(Spatial annotation records)
═══

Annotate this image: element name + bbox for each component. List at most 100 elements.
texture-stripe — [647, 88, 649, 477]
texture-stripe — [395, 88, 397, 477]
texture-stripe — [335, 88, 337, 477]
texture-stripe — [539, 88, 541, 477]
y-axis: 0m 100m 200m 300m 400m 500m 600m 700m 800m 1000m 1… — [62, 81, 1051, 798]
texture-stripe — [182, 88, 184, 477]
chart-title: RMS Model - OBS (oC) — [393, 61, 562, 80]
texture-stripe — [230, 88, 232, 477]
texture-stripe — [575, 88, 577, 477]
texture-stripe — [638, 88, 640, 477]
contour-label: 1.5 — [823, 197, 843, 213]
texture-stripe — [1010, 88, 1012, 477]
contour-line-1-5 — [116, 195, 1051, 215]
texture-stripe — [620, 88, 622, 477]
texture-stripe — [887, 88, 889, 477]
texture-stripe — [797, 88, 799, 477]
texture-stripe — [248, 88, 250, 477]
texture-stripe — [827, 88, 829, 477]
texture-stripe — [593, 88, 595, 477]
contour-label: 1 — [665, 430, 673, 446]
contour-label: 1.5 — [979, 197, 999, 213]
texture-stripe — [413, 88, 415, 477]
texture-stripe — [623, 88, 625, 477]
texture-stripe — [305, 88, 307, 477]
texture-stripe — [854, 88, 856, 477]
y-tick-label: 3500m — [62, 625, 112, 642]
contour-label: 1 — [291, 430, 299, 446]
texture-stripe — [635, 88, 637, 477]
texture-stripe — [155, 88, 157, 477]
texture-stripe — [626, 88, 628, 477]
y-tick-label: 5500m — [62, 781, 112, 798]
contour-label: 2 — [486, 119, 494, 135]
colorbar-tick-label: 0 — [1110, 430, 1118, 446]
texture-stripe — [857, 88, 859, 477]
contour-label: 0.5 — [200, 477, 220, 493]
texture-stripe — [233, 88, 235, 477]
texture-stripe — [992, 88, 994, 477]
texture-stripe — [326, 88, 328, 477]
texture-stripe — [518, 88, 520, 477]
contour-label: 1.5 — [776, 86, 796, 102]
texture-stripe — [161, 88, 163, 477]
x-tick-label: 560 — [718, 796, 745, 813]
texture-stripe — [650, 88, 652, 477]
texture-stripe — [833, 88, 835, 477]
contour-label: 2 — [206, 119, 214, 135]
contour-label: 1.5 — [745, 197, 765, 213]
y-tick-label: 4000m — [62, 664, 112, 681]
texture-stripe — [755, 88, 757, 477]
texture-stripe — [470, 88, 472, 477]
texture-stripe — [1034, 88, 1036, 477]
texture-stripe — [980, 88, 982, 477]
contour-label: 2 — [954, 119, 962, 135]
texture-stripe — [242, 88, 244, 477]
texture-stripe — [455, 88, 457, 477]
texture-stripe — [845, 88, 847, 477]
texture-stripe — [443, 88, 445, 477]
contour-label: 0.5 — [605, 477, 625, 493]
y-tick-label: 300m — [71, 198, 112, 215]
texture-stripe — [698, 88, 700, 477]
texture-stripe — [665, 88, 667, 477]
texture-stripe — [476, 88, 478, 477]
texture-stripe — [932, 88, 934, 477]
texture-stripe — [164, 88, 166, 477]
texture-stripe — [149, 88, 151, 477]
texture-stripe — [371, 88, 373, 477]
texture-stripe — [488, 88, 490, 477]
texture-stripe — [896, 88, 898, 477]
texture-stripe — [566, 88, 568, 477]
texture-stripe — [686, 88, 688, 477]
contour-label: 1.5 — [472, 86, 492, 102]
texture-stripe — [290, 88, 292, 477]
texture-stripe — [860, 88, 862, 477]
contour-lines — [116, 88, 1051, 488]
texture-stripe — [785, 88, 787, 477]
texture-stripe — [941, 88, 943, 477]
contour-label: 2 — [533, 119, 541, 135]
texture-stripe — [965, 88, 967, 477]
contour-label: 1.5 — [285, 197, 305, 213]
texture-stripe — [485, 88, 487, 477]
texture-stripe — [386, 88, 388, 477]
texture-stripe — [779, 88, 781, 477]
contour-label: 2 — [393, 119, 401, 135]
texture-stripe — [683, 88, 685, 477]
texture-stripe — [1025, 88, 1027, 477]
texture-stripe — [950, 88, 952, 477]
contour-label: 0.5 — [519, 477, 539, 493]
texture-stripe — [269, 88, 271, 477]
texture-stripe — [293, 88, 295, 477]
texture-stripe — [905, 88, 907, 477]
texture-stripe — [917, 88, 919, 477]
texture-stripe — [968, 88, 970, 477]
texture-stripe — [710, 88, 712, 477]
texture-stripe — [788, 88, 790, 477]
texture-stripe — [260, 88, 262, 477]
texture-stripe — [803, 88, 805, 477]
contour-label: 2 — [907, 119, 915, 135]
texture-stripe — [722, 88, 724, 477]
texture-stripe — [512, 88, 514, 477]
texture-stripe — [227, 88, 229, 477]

═══

• [Prompt] Retype all of the records above line for line, leaving every character unchanged.

• [Output of the exercise]
Annotate this image: element name + bbox for each component. List at most 100 elements.
texture-stripe — [647, 88, 649, 477]
texture-stripe — [395, 88, 397, 477]
texture-stripe — [335, 88, 337, 477]
texture-stripe — [539, 88, 541, 477]
y-axis: 0m 100m 200m 300m 400m 500m 600m 700m 800m 1000m 1… — [62, 81, 1051, 798]
texture-stripe — [182, 88, 184, 477]
chart-title: RMS Model - OBS (oC) — [393, 61, 562, 80]
texture-stripe — [230, 88, 232, 477]
texture-stripe — [575, 88, 577, 477]
texture-stripe — [638, 88, 640, 477]
contour-label: 1.5 — [823, 197, 843, 213]
texture-stripe — [1010, 88, 1012, 477]
contour-line-1-5 — [116, 195, 1051, 215]
texture-stripe — [620, 88, 622, 477]
texture-stripe — [887, 88, 889, 477]
texture-stripe — [797, 88, 799, 477]
texture-stripe — [248, 88, 250, 477]
texture-stripe — [827, 88, 829, 477]
texture-stripe — [593, 88, 595, 477]
contour-label: 1 — [665, 430, 673, 446]
contour-label: 1.5 — [979, 197, 999, 213]
texture-stripe — [413, 88, 415, 477]
texture-stripe — [623, 88, 625, 477]
texture-stripe — [305, 88, 307, 477]
texture-stripe — [854, 88, 856, 477]
y-tick-label: 3500m — [62, 625, 112, 642]
contour-label: 1 — [291, 430, 299, 446]
texture-stripe — [635, 88, 637, 477]
texture-stripe — [155, 88, 157, 477]
texture-stripe — [626, 88, 628, 477]
y-tick-label: 5500m — [62, 781, 112, 798]
contour-label: 2 — [486, 119, 494, 135]
colorbar-tick-label: 0 — [1110, 430, 1118, 446]
texture-stripe — [857, 88, 859, 477]
contour-label: 0.5 — [200, 477, 220, 493]
texture-stripe — [233, 88, 235, 477]
texture-stripe — [992, 88, 994, 477]
texture-stripe — [326, 88, 328, 477]
texture-stripe — [518, 88, 520, 477]
contour-label: 1.5 — [776, 86, 796, 102]
texture-stripe — [161, 88, 163, 477]
x-tick-label: 560 — [718, 796, 745, 813]
texture-stripe — [650, 88, 652, 477]
texture-stripe — [833, 88, 835, 477]
contour-label: 2 — [206, 119, 214, 135]
contour-label: 1.5 — [745, 197, 765, 213]
y-tick-label: 4000m — [62, 664, 112, 681]
texture-stripe — [755, 88, 757, 477]
texture-stripe — [470, 88, 472, 477]
texture-stripe — [1034, 88, 1036, 477]
texture-stripe — [980, 88, 982, 477]
contour-label: 2 — [954, 119, 962, 135]
texture-stripe — [242, 88, 244, 477]
texture-stripe — [455, 88, 457, 477]
texture-stripe — [845, 88, 847, 477]
texture-stripe — [443, 88, 445, 477]
contour-label: 0.5 — [605, 477, 625, 493]
y-tick-label: 300m — [71, 198, 112, 215]
texture-stripe — [698, 88, 700, 477]
texture-stripe — [665, 88, 667, 477]
texture-stripe — [476, 88, 478, 477]
texture-stripe — [932, 88, 934, 477]
texture-stripe — [164, 88, 166, 477]
texture-stripe — [149, 88, 151, 477]
texture-stripe — [371, 88, 373, 477]
texture-stripe — [488, 88, 490, 477]
texture-stripe — [896, 88, 898, 477]
texture-stripe — [566, 88, 568, 477]
texture-stripe — [686, 88, 688, 477]
contour-label: 1.5 — [472, 86, 492, 102]
texture-stripe — [290, 88, 292, 477]
texture-stripe — [860, 88, 862, 477]
contour-lines — [116, 88, 1051, 488]
texture-stripe — [785, 88, 787, 477]
texture-stripe — [941, 88, 943, 477]
contour-label: 2 — [533, 119, 541, 135]
texture-stripe — [965, 88, 967, 477]
contour-label: 1.5 — [285, 197, 305, 213]
texture-stripe — [485, 88, 487, 477]
texture-stripe — [386, 88, 388, 477]
texture-stripe — [779, 88, 781, 477]
contour-label: 2 — [393, 119, 401, 135]
texture-stripe — [683, 88, 685, 477]
texture-stripe — [1025, 88, 1027, 477]
texture-stripe — [950, 88, 952, 477]
contour-label: 0.5 — [519, 477, 539, 493]
texture-stripe — [269, 88, 271, 477]
texture-stripe — [293, 88, 295, 477]
texture-stripe — [905, 88, 907, 477]
texture-stripe — [917, 88, 919, 477]
texture-stripe — [968, 88, 970, 477]
texture-stripe — [710, 88, 712, 477]
texture-stripe — [788, 88, 790, 477]
texture-stripe — [260, 88, 262, 477]
texture-stripe — [803, 88, 805, 477]
contour-label: 2 — [907, 119, 915, 135]
texture-stripe — [722, 88, 724, 477]
texture-stripe — [512, 88, 514, 477]
texture-stripe — [227, 88, 229, 477]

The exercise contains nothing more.